- [SET EXERCISE]: Find every line with the word "QtQuick". Copy those lines.

- [INPUT MATERIAL]:
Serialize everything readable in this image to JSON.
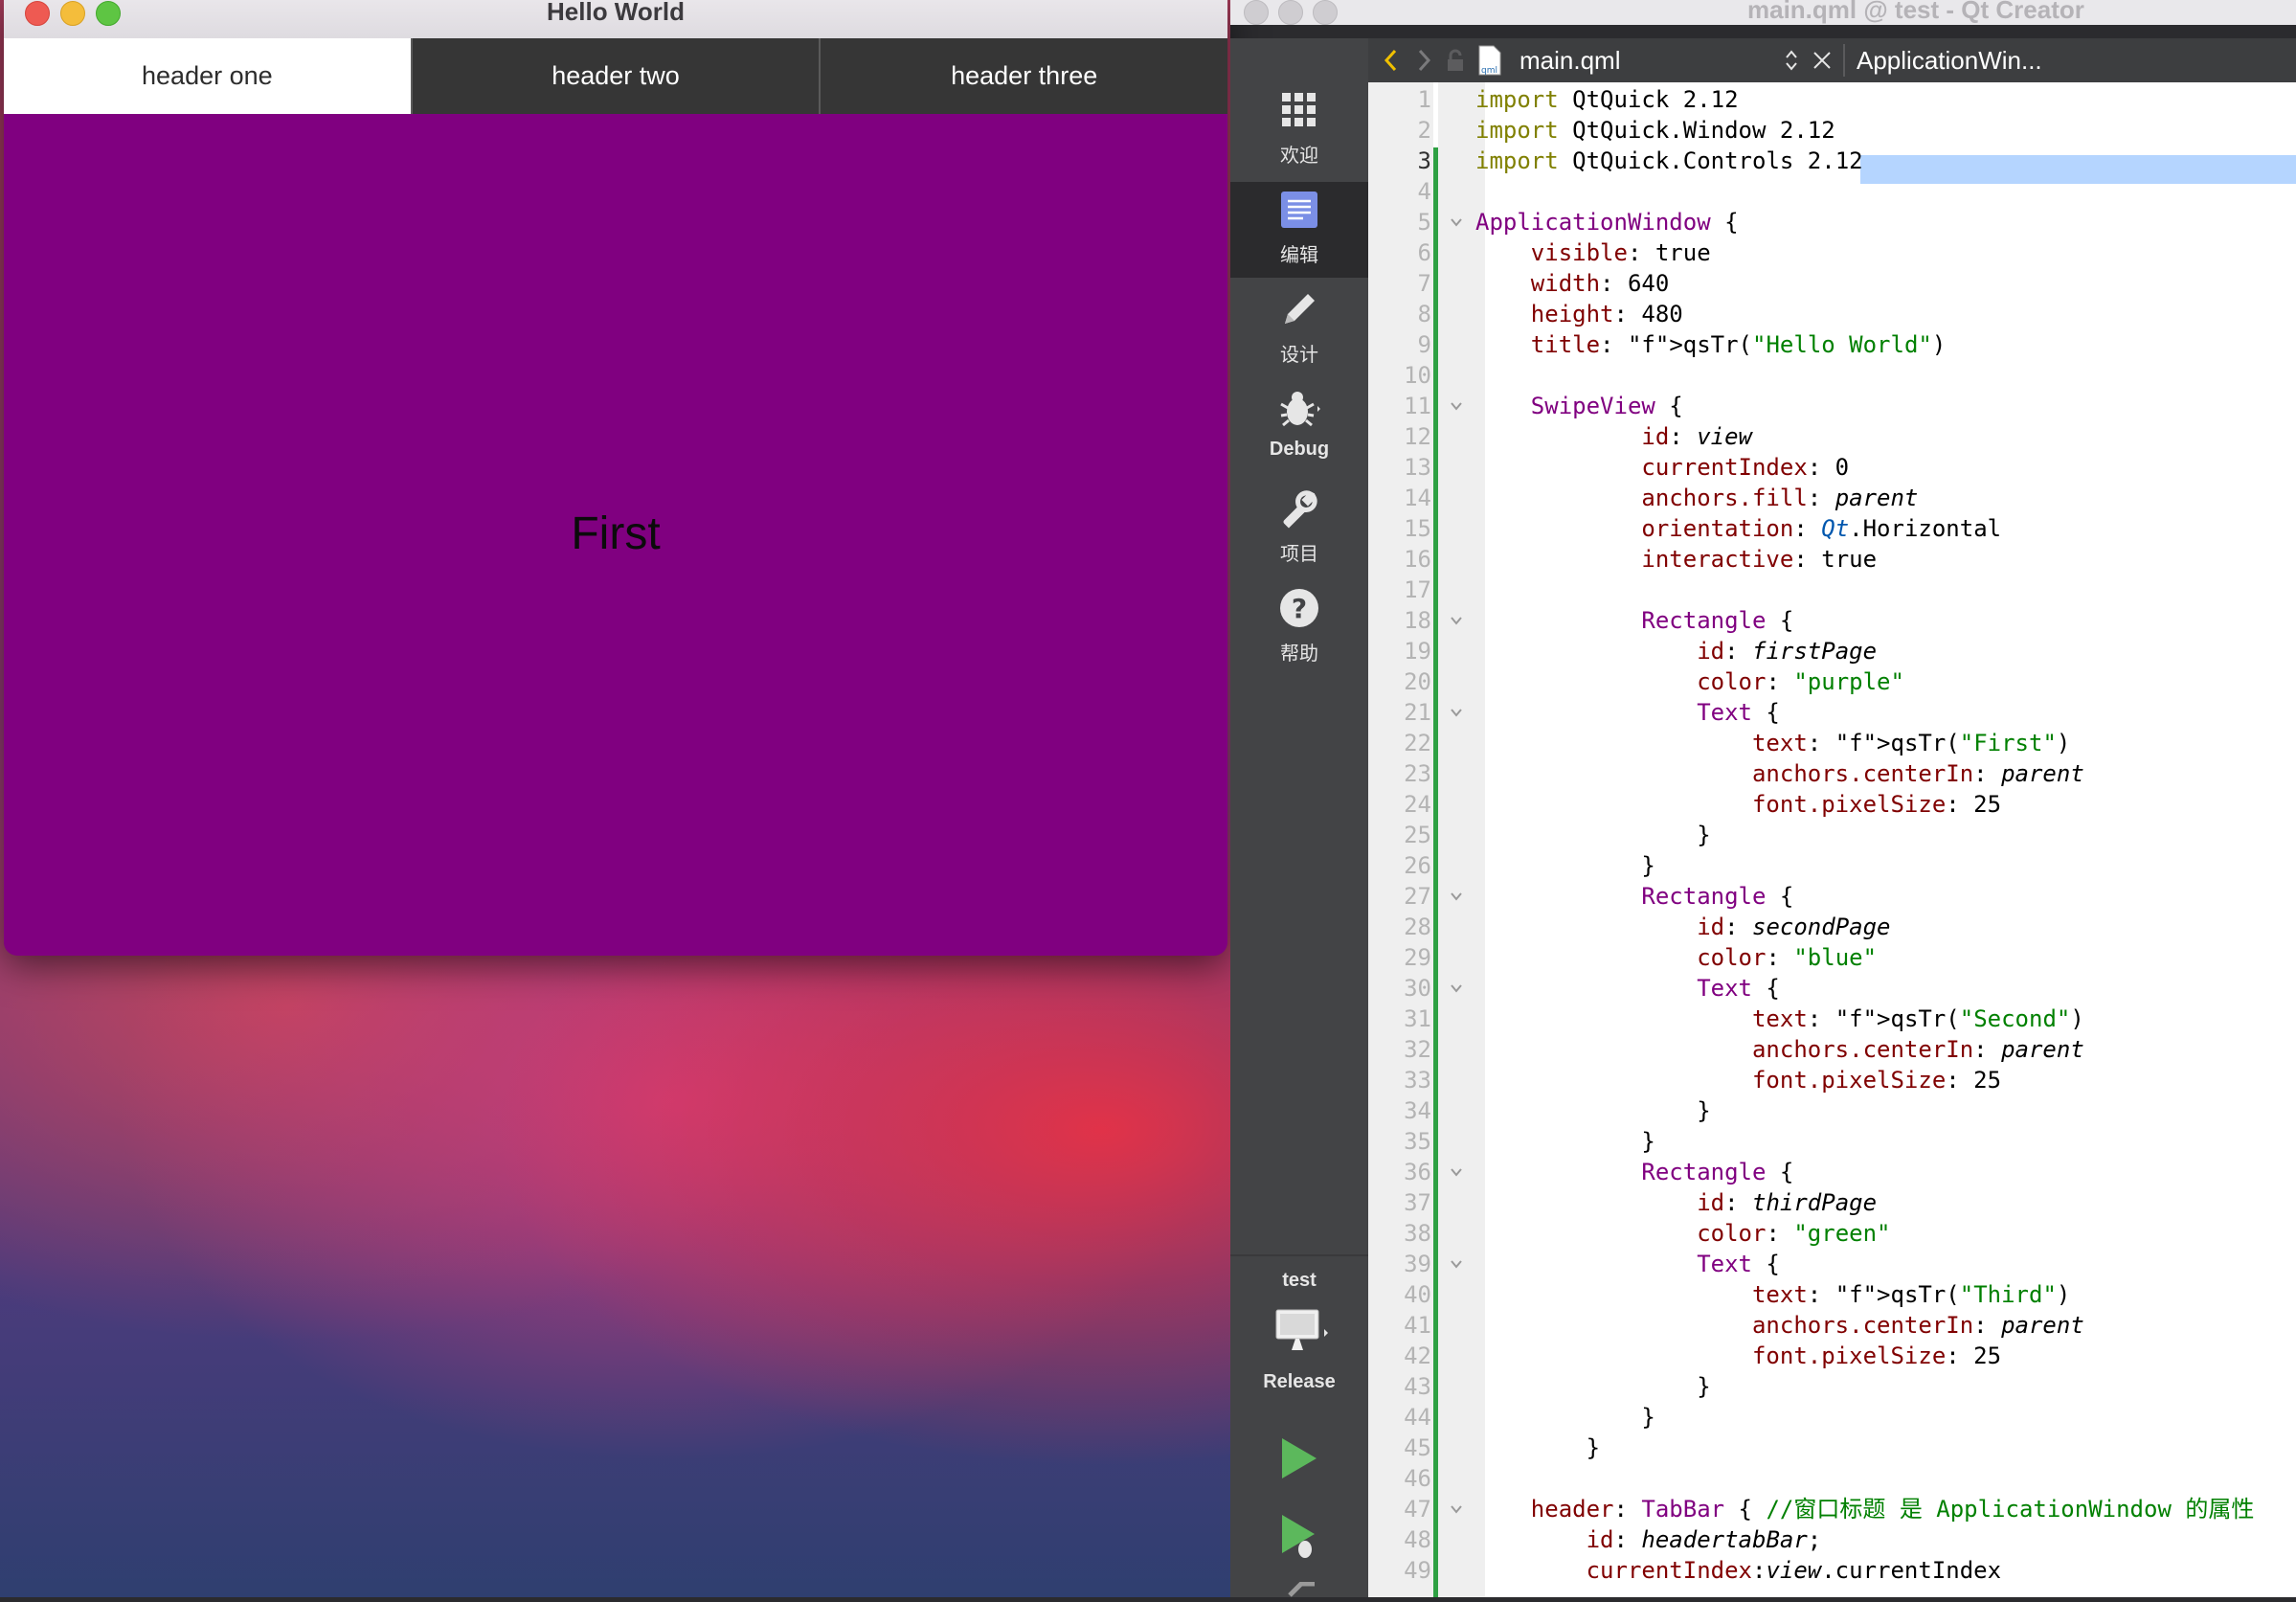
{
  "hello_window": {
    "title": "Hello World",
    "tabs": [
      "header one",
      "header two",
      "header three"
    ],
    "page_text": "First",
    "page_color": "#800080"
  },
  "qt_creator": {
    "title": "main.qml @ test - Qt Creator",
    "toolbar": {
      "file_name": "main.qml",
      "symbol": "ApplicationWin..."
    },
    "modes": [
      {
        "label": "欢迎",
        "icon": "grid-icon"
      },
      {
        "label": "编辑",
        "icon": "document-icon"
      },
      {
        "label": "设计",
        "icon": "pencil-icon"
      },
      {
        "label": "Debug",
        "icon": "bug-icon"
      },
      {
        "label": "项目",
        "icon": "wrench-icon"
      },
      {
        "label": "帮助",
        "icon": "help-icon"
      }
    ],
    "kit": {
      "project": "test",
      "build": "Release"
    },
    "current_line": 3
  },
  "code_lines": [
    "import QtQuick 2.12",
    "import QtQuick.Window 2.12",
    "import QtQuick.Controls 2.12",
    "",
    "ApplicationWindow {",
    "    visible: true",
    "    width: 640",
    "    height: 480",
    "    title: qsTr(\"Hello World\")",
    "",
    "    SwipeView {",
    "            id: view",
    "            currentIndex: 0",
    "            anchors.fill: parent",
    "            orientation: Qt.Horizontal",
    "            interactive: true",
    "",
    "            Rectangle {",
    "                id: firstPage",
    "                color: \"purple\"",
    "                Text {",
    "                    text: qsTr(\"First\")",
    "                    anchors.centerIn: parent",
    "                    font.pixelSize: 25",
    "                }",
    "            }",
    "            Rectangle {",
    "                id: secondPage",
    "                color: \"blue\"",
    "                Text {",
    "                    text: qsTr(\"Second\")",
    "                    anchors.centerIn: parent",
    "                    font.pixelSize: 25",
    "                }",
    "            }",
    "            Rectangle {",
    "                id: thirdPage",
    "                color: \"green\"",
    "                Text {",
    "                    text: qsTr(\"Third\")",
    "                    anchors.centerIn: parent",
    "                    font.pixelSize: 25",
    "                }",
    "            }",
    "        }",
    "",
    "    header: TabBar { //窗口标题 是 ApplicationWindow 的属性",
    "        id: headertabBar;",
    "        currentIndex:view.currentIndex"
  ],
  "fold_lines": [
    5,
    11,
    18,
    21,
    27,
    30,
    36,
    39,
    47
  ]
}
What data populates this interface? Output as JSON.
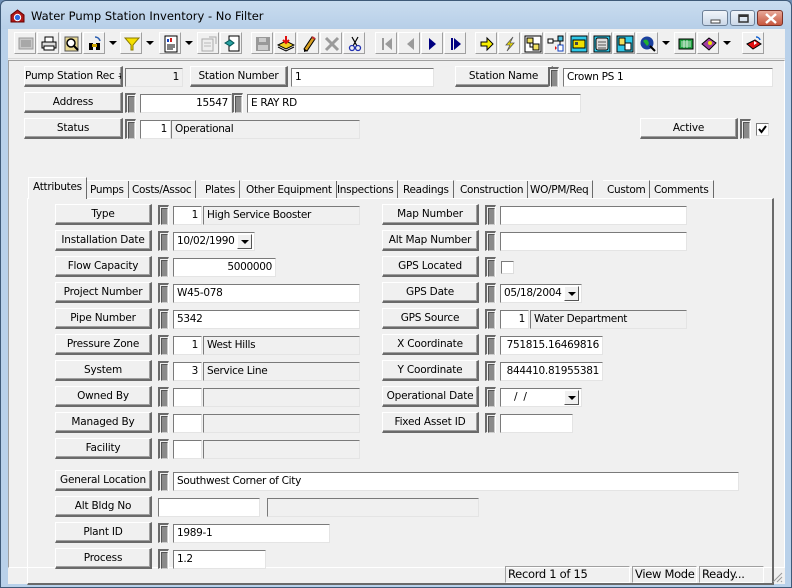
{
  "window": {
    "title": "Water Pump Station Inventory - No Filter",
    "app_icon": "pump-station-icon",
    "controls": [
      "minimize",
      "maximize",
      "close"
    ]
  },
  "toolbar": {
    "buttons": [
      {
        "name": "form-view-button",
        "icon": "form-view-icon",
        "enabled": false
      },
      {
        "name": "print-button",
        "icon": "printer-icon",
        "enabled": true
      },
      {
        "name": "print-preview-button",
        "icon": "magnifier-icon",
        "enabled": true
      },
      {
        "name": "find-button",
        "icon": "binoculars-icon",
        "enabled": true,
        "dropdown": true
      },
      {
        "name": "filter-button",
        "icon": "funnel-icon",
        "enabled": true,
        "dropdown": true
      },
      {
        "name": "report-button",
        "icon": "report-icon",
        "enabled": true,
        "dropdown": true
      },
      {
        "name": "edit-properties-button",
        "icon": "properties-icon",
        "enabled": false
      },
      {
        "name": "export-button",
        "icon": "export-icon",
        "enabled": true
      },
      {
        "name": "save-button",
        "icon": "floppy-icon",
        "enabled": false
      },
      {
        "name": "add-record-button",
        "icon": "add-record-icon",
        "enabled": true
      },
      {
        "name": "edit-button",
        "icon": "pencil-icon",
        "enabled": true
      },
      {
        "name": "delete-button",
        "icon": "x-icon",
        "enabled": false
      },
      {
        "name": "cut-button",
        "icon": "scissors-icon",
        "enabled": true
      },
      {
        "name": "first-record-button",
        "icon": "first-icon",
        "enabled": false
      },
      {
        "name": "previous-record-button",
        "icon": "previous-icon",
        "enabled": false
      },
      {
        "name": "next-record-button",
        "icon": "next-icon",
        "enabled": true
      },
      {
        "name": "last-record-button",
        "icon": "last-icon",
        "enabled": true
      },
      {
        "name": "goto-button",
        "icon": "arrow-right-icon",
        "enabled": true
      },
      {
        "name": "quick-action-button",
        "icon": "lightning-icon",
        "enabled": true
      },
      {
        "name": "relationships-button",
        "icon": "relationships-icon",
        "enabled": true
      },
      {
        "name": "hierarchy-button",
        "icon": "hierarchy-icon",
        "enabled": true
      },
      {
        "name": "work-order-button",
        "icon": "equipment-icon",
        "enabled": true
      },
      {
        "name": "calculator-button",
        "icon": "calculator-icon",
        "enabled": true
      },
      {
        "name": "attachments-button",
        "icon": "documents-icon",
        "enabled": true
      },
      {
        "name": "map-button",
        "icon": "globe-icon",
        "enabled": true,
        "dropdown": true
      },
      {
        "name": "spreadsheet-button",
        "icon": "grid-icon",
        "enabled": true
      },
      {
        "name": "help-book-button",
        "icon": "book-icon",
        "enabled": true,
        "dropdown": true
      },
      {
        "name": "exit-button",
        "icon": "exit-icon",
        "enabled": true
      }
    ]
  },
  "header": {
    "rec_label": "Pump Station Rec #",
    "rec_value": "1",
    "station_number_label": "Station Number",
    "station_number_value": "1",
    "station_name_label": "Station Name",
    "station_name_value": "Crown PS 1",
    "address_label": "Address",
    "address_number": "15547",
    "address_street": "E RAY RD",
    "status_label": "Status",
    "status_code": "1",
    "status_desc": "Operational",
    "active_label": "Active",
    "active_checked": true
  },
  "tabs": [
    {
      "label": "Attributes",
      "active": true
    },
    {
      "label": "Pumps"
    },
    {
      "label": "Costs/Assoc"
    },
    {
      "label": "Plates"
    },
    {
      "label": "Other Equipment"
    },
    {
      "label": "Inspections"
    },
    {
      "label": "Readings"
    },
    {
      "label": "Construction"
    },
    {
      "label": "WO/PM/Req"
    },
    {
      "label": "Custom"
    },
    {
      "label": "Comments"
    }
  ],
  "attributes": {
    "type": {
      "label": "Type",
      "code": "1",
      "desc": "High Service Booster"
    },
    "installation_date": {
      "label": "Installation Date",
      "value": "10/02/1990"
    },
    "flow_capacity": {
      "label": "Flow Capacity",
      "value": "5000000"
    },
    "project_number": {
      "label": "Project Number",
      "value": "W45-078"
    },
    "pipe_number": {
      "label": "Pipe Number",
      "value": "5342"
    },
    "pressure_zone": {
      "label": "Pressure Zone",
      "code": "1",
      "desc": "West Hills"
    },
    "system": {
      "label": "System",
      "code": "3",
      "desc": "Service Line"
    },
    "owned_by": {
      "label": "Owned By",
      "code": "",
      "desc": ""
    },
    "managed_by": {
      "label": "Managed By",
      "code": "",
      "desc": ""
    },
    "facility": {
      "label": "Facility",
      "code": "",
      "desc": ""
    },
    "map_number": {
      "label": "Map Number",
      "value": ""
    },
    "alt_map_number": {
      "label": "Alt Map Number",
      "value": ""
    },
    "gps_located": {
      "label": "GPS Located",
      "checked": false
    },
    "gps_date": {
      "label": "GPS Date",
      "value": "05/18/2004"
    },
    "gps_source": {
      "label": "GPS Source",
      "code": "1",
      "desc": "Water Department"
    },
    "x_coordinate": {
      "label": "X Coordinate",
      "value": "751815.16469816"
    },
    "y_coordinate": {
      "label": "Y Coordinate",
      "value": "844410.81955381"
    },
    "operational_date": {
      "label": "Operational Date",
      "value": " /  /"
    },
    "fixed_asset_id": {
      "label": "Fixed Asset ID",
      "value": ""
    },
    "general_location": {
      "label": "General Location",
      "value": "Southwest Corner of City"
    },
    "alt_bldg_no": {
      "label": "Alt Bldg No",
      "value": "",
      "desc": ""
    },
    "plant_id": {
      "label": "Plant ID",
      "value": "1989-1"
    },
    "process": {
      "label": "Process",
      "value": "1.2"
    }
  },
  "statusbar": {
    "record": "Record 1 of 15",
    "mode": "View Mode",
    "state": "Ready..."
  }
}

- [TASK ANSWER]:
    "import QtQuick 2.12",
    "import QtQuick.Window 2.12",
    "import QtQuick.Controls 2.12",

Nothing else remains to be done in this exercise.